**Supplied material:**

— START —

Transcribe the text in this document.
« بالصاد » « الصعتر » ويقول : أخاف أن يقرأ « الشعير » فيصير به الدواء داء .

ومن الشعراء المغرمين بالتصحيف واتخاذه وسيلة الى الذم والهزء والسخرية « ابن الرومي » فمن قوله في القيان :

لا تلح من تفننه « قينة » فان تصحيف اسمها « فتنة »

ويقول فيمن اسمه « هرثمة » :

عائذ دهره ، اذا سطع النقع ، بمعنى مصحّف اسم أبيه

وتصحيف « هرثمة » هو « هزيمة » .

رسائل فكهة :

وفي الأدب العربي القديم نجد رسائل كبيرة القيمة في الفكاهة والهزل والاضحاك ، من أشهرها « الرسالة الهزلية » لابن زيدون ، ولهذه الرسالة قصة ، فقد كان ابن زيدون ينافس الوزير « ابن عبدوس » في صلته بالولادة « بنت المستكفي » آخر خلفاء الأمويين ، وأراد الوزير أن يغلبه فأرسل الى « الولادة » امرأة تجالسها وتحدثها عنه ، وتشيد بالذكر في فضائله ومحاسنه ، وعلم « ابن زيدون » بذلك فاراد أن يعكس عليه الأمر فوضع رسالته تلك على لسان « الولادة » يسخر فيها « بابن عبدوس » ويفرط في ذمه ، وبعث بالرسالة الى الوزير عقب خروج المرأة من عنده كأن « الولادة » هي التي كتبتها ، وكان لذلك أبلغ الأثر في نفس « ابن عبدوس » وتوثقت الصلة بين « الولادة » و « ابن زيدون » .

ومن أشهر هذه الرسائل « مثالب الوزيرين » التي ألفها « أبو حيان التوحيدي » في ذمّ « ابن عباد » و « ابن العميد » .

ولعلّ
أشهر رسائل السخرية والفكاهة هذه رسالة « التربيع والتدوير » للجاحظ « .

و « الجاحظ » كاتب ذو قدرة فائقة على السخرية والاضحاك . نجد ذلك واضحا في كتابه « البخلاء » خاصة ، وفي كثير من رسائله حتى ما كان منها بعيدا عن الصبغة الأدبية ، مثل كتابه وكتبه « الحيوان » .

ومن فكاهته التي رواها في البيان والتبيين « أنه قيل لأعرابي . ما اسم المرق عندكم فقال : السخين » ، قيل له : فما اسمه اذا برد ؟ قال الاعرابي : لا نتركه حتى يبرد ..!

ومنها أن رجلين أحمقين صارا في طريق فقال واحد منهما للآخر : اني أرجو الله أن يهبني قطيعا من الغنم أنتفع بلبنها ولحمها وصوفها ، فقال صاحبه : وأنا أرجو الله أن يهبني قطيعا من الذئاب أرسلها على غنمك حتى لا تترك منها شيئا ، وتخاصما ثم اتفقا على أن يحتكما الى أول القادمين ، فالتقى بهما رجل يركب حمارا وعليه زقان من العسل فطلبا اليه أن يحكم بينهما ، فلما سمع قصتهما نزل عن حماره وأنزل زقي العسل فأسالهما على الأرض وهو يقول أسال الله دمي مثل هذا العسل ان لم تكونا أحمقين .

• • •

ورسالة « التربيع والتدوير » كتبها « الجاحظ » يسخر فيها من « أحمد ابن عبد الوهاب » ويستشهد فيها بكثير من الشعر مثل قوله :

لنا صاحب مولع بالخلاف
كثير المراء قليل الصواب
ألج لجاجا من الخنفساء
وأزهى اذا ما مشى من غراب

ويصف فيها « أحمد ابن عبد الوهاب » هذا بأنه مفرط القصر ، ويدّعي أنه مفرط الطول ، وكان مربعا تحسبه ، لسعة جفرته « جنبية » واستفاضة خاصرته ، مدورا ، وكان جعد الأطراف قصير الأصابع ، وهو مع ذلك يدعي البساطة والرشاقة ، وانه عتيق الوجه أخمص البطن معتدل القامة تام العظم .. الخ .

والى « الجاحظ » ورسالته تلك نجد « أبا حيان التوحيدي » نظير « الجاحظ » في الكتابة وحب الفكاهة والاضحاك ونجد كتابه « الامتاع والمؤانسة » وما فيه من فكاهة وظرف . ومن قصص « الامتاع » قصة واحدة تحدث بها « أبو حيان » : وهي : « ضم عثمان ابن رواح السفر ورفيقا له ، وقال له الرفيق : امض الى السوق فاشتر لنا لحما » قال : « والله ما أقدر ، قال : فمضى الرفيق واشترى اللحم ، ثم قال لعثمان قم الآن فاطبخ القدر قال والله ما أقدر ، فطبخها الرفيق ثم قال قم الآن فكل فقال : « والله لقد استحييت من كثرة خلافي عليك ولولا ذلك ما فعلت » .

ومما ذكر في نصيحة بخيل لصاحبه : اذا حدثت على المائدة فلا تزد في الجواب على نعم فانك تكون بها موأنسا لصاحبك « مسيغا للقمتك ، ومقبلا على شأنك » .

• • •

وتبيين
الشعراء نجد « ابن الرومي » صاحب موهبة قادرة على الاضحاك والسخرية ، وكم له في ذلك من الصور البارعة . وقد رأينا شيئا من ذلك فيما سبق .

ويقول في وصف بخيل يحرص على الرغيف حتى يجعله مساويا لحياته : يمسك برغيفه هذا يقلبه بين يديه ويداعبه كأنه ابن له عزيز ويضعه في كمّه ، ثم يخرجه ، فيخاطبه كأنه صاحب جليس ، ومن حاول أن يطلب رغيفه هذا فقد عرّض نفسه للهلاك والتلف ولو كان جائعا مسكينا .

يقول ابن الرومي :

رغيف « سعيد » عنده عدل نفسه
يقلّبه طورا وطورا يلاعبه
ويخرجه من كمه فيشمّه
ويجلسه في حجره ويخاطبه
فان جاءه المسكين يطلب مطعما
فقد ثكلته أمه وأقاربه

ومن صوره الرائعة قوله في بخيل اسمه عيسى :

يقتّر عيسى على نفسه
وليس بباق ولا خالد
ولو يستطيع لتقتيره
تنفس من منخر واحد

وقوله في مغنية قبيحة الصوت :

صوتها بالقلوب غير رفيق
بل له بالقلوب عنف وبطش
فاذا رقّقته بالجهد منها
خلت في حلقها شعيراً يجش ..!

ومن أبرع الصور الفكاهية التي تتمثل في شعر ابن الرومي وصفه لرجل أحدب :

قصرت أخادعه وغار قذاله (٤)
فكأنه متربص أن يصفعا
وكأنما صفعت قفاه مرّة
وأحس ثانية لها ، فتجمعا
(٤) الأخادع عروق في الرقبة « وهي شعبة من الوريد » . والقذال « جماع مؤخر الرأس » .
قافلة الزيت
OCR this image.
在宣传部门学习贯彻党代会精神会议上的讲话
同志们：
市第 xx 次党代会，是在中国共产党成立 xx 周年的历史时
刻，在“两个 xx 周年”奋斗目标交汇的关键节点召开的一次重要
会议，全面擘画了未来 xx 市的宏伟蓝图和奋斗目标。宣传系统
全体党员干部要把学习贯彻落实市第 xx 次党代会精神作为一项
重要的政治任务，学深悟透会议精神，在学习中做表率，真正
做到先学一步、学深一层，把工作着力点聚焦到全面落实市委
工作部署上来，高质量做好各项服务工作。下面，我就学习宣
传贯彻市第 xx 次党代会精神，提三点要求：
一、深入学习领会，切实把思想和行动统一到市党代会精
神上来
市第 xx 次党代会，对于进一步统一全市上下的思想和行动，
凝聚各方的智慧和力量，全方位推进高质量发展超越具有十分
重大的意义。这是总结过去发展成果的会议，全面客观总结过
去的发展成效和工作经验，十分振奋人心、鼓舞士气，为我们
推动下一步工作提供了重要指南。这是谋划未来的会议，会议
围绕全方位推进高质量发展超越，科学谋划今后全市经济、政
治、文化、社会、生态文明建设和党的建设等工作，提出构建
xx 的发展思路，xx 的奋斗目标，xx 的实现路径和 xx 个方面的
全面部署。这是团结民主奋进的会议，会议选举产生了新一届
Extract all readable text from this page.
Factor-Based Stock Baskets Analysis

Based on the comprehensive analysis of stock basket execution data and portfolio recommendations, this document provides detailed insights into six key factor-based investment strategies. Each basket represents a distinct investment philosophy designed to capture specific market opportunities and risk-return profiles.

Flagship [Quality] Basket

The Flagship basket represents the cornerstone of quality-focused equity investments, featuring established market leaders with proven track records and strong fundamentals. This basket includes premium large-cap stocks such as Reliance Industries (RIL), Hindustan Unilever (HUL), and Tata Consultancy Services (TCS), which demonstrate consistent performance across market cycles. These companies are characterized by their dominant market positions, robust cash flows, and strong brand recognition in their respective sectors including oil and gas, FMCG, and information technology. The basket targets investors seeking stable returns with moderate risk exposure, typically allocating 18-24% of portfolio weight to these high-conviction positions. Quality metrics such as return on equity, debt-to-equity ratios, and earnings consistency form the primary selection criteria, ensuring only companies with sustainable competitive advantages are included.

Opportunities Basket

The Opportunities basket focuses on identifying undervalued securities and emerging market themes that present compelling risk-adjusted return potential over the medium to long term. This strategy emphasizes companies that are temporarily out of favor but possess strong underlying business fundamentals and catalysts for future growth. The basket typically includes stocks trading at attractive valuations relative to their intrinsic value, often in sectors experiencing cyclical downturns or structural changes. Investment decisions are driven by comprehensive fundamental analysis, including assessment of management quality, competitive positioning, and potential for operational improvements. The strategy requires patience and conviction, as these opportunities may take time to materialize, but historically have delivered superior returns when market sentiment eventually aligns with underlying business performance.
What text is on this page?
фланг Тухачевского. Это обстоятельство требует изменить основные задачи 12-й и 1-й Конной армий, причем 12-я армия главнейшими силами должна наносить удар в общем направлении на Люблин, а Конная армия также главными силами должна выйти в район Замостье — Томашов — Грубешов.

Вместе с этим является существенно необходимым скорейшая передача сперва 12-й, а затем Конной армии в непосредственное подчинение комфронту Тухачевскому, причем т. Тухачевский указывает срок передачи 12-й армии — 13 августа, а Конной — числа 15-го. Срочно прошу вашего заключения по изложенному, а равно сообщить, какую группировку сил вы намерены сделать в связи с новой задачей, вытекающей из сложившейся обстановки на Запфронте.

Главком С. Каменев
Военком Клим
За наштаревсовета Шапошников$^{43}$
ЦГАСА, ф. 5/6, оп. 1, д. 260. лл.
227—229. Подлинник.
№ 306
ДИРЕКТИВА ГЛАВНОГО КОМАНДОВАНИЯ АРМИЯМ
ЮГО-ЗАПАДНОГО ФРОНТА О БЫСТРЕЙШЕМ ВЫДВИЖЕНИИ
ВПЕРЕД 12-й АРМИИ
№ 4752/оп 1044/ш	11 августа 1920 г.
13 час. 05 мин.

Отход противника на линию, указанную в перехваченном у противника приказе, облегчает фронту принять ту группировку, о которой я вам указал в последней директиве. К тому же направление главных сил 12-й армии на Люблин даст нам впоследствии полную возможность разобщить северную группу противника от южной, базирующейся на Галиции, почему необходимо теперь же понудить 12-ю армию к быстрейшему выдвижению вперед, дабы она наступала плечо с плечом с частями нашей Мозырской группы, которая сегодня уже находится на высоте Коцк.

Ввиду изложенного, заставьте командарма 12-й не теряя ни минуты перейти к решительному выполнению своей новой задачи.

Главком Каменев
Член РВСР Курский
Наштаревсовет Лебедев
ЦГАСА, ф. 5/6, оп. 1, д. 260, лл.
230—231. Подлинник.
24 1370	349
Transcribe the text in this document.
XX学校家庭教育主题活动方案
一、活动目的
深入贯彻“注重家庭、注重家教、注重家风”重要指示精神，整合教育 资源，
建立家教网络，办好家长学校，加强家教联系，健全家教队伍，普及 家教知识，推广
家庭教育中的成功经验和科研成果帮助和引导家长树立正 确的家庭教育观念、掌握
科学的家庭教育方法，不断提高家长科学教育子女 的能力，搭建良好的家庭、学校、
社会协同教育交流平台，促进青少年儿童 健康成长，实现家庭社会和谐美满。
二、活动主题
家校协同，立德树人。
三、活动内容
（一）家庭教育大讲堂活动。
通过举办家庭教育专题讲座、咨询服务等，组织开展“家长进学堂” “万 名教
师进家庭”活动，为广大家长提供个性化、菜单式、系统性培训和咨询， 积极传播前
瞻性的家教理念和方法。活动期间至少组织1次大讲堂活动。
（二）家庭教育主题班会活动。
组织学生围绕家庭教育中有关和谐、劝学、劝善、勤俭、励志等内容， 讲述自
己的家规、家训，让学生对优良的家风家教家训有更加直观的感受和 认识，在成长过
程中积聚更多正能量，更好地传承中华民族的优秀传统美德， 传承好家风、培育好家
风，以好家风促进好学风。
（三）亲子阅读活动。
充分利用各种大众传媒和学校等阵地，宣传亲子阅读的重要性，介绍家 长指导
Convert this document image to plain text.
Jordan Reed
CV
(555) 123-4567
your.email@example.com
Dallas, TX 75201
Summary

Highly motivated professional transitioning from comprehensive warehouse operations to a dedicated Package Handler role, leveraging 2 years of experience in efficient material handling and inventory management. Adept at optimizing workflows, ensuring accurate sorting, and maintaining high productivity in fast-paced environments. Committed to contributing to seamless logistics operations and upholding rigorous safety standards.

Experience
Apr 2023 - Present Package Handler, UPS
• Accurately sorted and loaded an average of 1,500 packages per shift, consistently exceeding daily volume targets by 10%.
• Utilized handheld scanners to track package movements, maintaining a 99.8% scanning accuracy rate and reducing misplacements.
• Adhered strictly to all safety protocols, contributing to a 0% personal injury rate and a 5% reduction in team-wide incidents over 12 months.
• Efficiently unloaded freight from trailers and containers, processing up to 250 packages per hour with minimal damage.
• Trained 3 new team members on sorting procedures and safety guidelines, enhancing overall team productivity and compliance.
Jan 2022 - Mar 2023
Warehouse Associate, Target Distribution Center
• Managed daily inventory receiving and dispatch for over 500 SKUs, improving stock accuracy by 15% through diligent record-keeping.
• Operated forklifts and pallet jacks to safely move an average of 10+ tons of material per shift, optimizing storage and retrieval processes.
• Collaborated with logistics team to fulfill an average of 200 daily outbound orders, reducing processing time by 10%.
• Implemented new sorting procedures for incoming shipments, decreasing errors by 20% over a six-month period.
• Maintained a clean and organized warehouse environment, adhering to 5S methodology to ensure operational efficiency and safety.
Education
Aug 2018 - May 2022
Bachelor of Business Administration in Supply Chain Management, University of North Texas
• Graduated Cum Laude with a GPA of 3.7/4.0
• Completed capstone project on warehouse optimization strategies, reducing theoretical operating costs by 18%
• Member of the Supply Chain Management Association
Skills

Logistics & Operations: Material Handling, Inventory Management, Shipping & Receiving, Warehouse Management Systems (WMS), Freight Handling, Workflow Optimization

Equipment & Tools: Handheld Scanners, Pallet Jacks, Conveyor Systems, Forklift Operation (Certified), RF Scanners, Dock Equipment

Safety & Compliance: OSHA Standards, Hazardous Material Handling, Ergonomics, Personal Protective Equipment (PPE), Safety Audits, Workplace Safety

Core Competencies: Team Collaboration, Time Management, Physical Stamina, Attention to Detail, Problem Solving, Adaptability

— END —

**Problem statement:** Report each line in the data that holds the word "packages".

**Task solution:**
• Accurately sorted and loaded an average of 1,500 packages per shift, consistently exceeding daily volume targets by 10%.
• Efficiently unloaded freight from trailers and containers, processing up to 250 packages per hour with minimal damage.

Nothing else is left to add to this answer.